- **AIM**:
In the listing that follows, count every line with the word "text" in it and write only the total.

#### ENTRIES

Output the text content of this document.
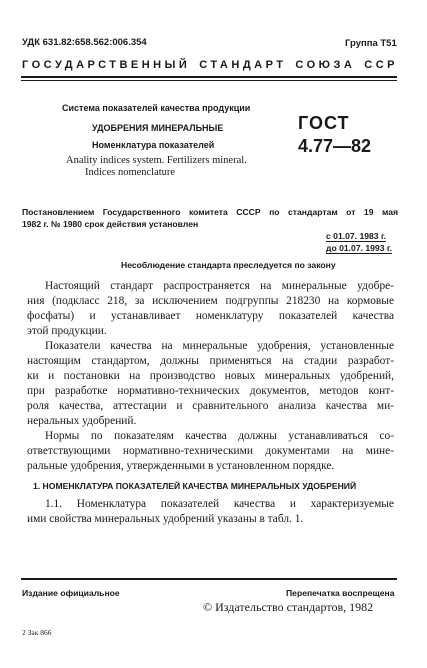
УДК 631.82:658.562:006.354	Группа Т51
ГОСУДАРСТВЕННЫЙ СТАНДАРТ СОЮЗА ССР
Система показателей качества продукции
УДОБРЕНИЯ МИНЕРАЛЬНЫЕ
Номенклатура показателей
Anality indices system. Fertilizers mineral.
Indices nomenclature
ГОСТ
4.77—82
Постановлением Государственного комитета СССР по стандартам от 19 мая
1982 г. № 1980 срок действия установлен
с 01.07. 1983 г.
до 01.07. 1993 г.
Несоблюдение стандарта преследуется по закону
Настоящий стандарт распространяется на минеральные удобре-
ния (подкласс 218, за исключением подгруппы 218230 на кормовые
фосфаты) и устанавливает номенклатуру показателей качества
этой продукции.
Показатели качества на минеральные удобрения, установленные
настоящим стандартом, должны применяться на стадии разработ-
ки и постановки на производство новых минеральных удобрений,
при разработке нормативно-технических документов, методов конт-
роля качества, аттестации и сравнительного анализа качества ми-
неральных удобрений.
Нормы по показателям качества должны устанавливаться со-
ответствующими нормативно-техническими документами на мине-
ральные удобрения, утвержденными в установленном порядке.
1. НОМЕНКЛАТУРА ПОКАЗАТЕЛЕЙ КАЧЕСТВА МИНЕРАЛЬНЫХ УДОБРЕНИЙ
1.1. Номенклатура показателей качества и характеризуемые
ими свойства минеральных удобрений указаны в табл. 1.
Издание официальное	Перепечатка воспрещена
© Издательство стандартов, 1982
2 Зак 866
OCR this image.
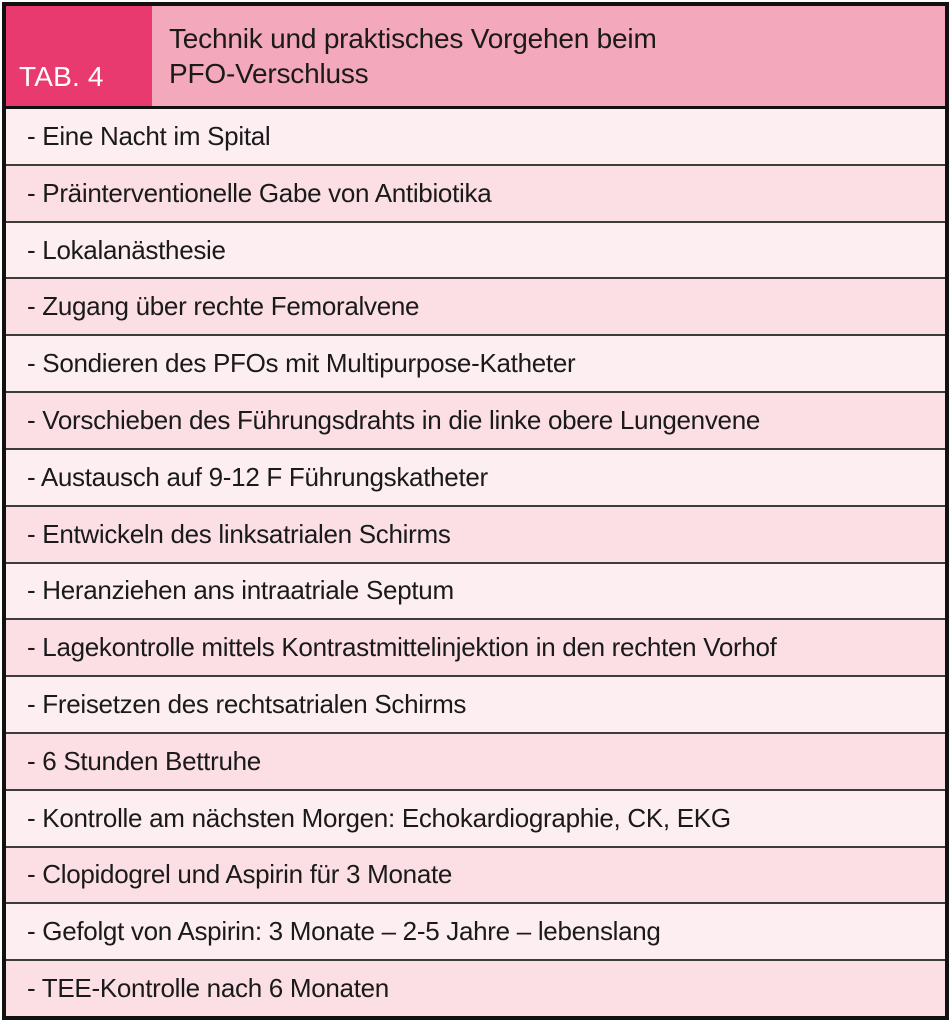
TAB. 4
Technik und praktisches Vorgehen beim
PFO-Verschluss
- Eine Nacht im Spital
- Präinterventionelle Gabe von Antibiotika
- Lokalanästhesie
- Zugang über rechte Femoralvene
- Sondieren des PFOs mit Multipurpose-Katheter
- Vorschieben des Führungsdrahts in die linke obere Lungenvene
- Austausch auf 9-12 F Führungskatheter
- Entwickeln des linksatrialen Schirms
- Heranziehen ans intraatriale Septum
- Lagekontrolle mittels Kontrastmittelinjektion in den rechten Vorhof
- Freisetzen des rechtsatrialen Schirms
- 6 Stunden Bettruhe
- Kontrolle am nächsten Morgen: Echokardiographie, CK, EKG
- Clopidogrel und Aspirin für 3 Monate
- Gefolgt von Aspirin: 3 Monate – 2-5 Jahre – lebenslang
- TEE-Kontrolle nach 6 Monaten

########
#### ENTRIES

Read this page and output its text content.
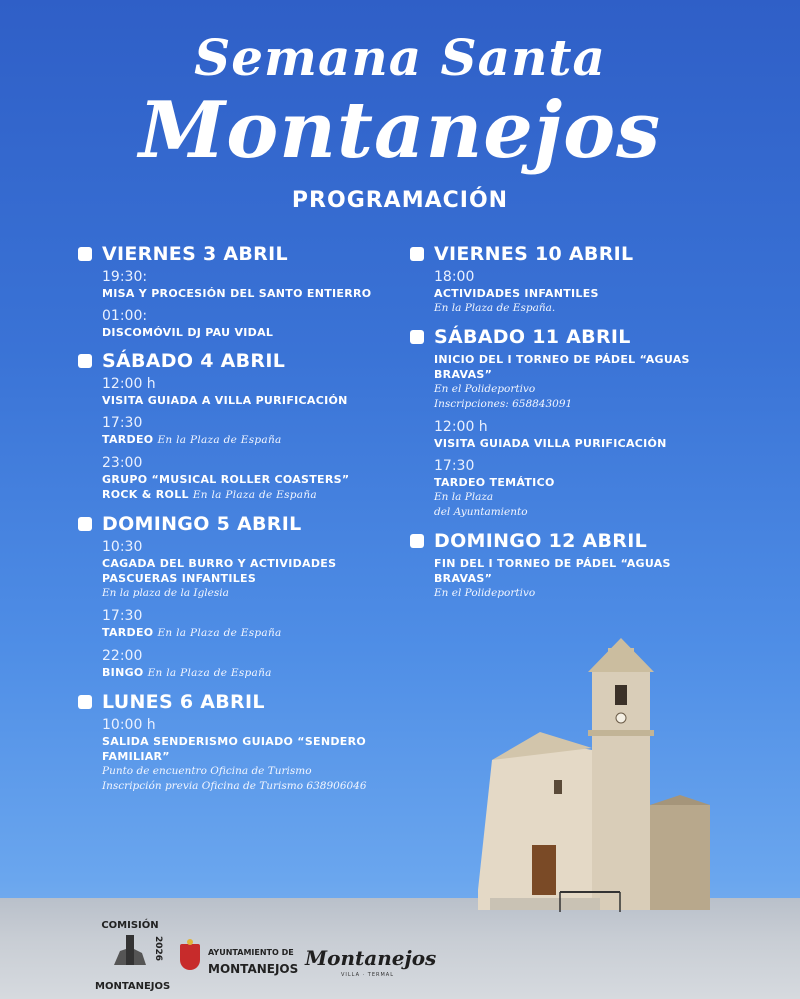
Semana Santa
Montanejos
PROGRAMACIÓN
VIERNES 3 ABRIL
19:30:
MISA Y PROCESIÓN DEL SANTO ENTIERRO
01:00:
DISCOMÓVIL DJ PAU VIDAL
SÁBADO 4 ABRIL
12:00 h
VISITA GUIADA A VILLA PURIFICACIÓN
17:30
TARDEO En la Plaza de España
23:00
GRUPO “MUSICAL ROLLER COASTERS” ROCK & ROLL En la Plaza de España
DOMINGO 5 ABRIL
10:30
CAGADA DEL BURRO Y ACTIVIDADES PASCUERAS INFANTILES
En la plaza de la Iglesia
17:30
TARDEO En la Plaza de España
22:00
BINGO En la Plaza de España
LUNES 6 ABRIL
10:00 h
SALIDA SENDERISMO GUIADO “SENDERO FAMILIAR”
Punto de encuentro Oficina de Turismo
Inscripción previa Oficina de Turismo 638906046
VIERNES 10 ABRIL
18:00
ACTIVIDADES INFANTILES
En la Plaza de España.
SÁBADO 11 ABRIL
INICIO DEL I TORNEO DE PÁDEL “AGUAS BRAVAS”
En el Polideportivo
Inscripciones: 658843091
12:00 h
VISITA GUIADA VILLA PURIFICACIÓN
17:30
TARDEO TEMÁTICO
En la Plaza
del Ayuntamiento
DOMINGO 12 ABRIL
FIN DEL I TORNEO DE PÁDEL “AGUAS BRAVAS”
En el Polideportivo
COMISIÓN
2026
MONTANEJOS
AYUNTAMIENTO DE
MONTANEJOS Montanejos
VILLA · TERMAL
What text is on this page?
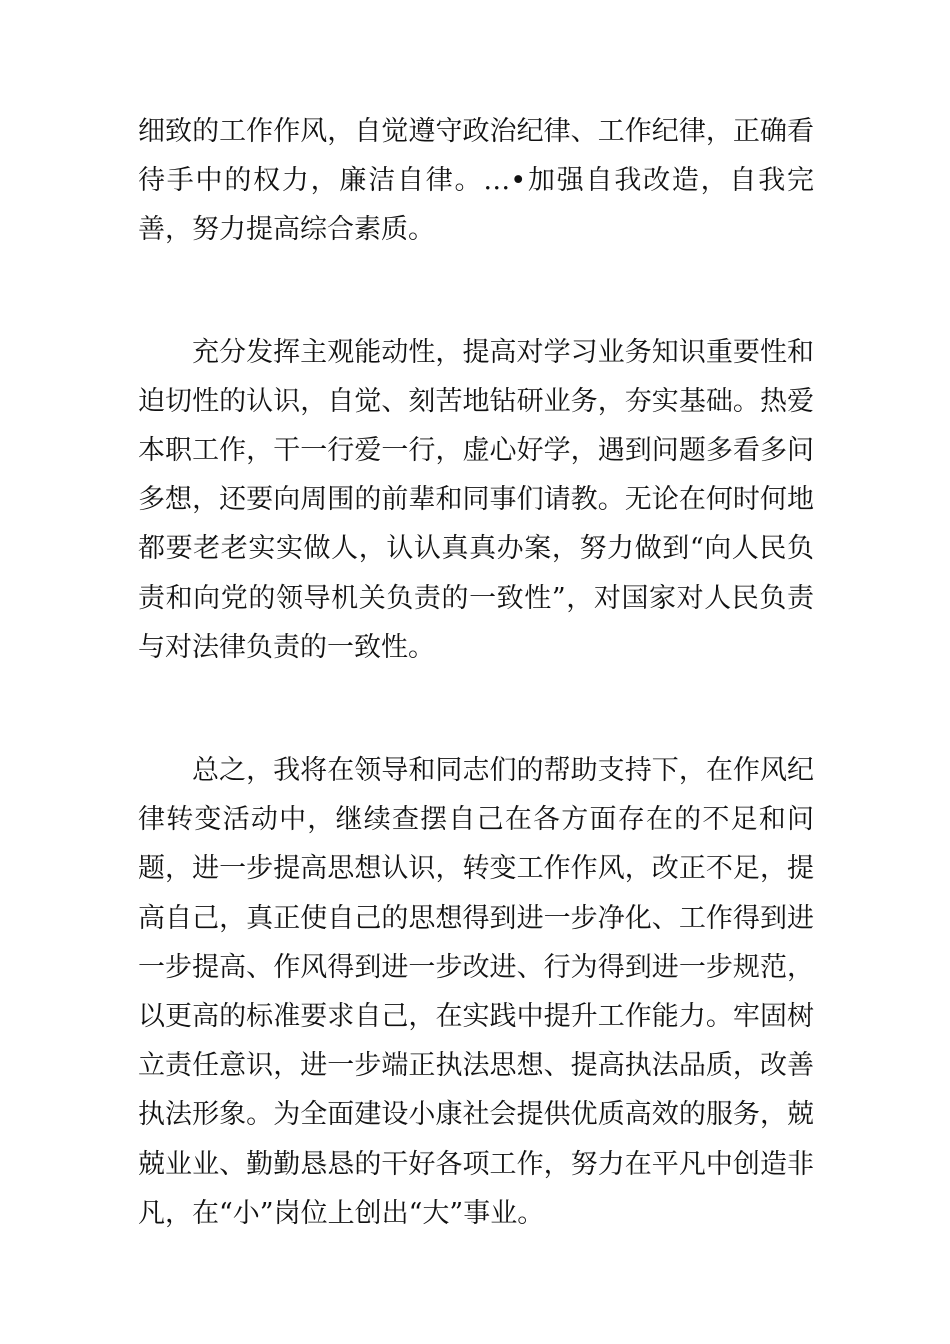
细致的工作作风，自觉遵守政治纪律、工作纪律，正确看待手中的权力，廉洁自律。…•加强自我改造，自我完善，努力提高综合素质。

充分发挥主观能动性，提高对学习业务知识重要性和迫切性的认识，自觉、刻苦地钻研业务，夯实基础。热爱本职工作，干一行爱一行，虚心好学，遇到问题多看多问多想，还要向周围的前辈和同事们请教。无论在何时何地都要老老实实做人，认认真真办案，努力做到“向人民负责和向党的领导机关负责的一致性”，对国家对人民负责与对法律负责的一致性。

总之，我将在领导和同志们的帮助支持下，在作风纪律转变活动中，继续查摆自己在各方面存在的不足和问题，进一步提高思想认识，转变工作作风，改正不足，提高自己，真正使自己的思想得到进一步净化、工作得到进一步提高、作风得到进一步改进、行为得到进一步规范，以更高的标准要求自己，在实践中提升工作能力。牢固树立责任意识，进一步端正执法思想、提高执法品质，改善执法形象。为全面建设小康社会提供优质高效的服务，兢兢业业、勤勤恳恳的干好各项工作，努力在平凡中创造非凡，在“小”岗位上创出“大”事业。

########
#### ENTRIES

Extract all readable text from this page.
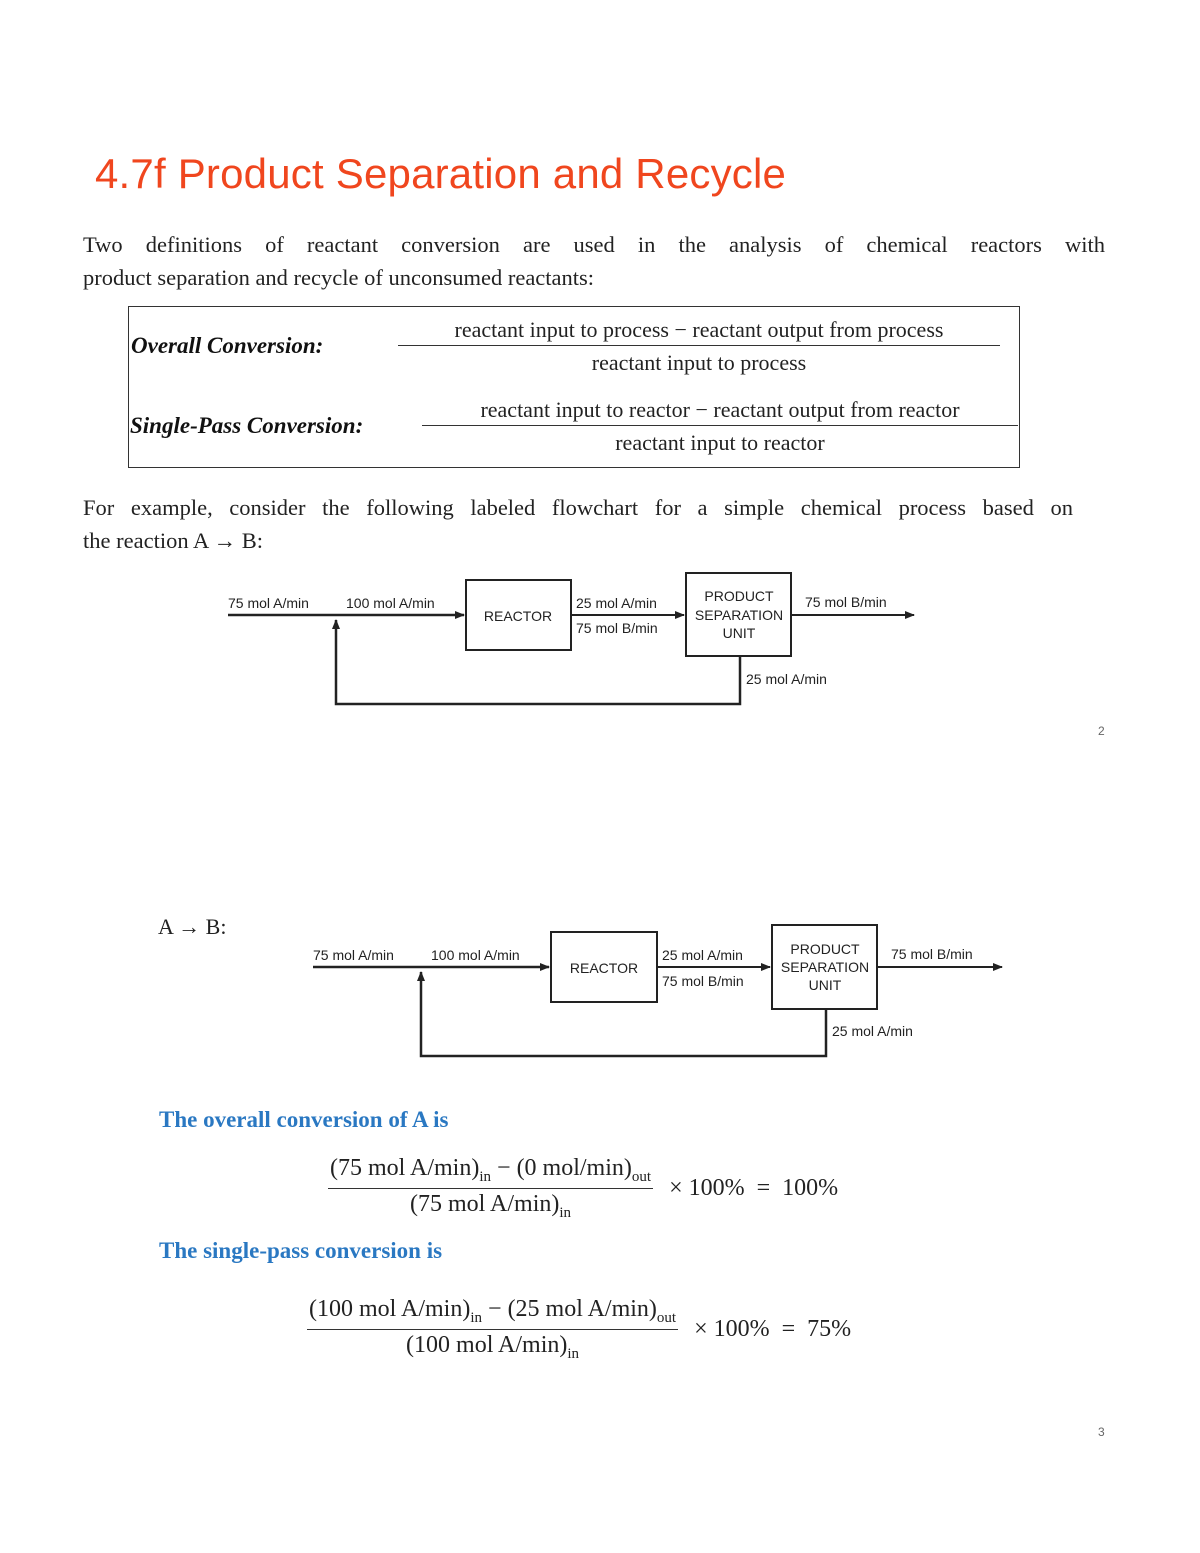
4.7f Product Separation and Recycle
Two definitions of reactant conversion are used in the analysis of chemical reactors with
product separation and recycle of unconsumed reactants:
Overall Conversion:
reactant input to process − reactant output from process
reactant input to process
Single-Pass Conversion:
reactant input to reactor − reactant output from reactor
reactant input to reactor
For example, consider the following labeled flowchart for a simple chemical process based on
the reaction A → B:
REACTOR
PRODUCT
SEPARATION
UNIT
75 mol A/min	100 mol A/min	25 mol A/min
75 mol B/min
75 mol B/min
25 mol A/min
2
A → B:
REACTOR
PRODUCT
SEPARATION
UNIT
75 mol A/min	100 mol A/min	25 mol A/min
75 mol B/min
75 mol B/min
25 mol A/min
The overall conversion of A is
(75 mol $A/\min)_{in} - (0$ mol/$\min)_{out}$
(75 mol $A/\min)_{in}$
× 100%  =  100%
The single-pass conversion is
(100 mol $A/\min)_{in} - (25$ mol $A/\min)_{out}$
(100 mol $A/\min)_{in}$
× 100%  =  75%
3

########

- **EXPECTED ANSWER**:
4